═══ Task material ═══

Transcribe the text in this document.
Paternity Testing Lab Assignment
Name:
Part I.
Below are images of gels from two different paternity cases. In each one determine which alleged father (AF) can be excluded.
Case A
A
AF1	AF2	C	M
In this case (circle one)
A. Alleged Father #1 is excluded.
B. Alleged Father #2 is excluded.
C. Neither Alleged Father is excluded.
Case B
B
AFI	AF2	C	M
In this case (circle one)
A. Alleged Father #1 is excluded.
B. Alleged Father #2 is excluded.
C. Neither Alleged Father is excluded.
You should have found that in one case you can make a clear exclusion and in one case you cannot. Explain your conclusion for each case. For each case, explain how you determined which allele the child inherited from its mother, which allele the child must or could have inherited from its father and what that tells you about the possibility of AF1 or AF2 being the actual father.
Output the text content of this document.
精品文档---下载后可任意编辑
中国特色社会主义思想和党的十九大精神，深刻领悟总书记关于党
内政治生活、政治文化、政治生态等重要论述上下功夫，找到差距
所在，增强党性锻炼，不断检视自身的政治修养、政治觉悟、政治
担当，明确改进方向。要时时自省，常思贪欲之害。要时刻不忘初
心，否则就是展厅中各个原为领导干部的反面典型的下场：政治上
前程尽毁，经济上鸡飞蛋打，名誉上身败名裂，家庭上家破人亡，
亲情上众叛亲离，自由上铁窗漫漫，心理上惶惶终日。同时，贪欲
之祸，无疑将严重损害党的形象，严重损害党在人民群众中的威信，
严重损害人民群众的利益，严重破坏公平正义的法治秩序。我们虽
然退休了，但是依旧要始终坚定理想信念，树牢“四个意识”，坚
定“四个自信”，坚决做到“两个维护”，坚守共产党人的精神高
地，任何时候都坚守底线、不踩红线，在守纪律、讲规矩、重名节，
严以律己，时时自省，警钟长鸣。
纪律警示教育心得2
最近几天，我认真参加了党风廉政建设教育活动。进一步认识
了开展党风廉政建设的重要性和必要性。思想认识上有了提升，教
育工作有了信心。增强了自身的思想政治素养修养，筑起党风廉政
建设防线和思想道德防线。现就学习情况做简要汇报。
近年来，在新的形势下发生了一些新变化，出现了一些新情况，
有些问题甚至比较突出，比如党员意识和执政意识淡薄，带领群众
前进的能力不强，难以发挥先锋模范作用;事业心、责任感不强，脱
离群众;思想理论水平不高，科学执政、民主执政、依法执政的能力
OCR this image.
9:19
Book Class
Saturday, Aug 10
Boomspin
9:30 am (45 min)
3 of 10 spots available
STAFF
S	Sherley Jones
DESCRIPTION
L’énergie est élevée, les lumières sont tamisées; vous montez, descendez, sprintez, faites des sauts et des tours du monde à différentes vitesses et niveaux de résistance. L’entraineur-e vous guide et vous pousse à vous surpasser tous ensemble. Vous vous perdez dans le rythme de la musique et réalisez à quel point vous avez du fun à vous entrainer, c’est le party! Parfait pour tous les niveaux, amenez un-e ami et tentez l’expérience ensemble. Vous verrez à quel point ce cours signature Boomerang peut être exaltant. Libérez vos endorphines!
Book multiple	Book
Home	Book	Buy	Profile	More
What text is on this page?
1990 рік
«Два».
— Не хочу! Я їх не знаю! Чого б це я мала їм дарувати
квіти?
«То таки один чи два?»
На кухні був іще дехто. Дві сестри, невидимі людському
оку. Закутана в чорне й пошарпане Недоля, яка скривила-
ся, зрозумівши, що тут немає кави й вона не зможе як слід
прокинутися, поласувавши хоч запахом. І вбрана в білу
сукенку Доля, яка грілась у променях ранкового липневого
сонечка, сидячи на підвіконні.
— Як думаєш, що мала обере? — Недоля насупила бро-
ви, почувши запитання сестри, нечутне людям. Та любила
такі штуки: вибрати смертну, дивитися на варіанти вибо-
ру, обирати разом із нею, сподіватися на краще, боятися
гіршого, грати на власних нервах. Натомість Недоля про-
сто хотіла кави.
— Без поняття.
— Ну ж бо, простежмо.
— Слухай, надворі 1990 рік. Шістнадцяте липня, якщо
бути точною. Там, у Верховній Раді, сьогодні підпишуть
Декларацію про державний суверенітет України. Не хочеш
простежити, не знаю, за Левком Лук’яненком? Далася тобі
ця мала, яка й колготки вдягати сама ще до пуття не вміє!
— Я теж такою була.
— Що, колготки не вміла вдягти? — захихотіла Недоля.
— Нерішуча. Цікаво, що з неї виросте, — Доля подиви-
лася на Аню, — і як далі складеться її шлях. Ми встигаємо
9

═══

Return each entry from above without altering a single character.

Solution:
Transcribe the text in this document.
Paternity Testing Lab Assignment
Name:
Part I.
Below are images of gels from two different paternity cases. In each one determine which alleged father (AF) can be excluded.
Case A
A
AF1	AF2	C	M
In this case (circle one)
A. Alleged Father #1 is excluded.
B. Alleged Father #2 is excluded.
C. Neither Alleged Father is excluded.
Case B
B
AFI	AF2	C	M
In this case (circle one)
A. Alleged Father #1 is excluded.
B. Alleged Father #2 is excluded.
C. Neither Alleged Father is excluded.
You should have found that in one case you can make a clear exclusion and in one case you cannot. Explain your conclusion for each case. For each case, explain how you determined which allele the child inherited from its mother, which allele the child must or could have inherited from its father and what that tells you about the possibility of AF1 or AF2 being the actual father.
Output the text content of this document.
精品文档---下载后可任意编辑
中国特色社会主义思想和党的十九大精神，深刻领悟总书记关于党
内政治生活、政治文化、政治生态等重要论述上下功夫，找到差距
所在，增强党性锻炼，不断检视自身的政治修养、政治觉悟、政治
担当，明确改进方向。要时时自省，常思贪欲之害。要时刻不忘初
心，否则就是展厅中各个原为领导干部的反面典型的下场：政治上
前程尽毁，经济上鸡飞蛋打，名誉上身败名裂，家庭上家破人亡，
亲情上众叛亲离，自由上铁窗漫漫，心理上惶惶终日。同时，贪欲
之祸，无疑将严重损害党的形象，严重损害党在人民群众中的威信，
严重损害人民群众的利益，严重破坏公平正义的法治秩序。我们虽
然退休了，但是依旧要始终坚定理想信念，树牢“四个意识”，坚
定“四个自信”，坚决做到“两个维护”，坚守共产党人的精神高
地，任何时候都坚守底线、不踩红线，在守纪律、讲规矩、重名节，
严以律己，时时自省，警钟长鸣。
纪律警示教育心得2
最近几天，我认真参加了党风廉政建设教育活动。进一步认识
了开展党风廉政建设的重要性和必要性。思想认识上有了提升，教
育工作有了信心。增强了自身的思想政治素养修养，筑起党风廉政
建设防线和思想道德防线。现就学习情况做简要汇报。
近年来，在新的形势下发生了一些新变化，出现了一些新情况，
有些问题甚至比较突出，比如党员意识和执政意识淡薄，带领群众
前进的能力不强，难以发挥先锋模范作用;事业心、责任感不强，脱
离群众;思想理论水平不高，科学执政、民主执政、依法执政的能力
OCR this image.
9:19
Book Class
Saturday, Aug 10
Boomspin
9:30 am (45 min)
3 of 10 spots available
STAFF
S	Sherley Jones
DESCRIPTION
L’énergie est élevée, les lumières sont tamisées; vous montez, descendez, sprintez, faites des sauts et des tours du monde à différentes vitesses et niveaux de résistance. L’entraineur-e vous guide et vous pousse à vous surpasser tous ensemble. Vous vous perdez dans le rythme de la musique et réalisez à quel point vous avez du fun à vous entrainer, c’est le party! Parfait pour tous les niveaux, amenez un-e ami et tentez l’expérience ensemble. Vous verrez à quel point ce cours signature Boomerang peut être exaltant. Libérez vos endorphines!
Book multiple	Book
Home	Book	Buy	Profile	More
What text is on this page?
1990 рік
«Два».
— Не хочу! Я їх не знаю! Чого б це я мала їм дарувати
квіти?
«То таки один чи два?»
На кухні був іще дехто. Дві сестри, невидимі людському
оку. Закутана в чорне й пошарпане Недоля, яка скривила-
ся, зрозумівши, що тут немає кави й вона не зможе як слід
прокинутися, поласувавши хоч запахом. І вбрана в білу
сукенку Доля, яка грілась у променях ранкового липневого
сонечка, сидячи на підвіконні.
— Як думаєш, що мала обере? — Недоля насупила бро-
ви, почувши запитання сестри, нечутне людям. Та любила
такі штуки: вибрати смертну, дивитися на варіанти вибо-
ру, обирати разом із нею, сподіватися на краще, боятися
гіршого, грати на власних нервах. Натомість Недоля про-
сто хотіла кави.
— Без поняття.
— Ну ж бо, простежмо.
— Слухай, надворі 1990 рік. Шістнадцяте липня, якщо
бути точною. Там, у Верховній Раді, сьогодні підпишуть
Декларацію про державний суверенітет України. Не хочеш
простежити, не знаю, за Левком Лук’яненком? Далася тобі
ця мала, яка й колготки вдягати сама ще до пуття не вміє!
— Я теж такою була.
— Що, колготки не вміла вдягти? — захихотіла Недоля.
— Нерішуча. Цікаво, що з неї виросте, — Доля подиви-
лася на Аню, — і як далі складеться її шлях. Ми встигаємо
9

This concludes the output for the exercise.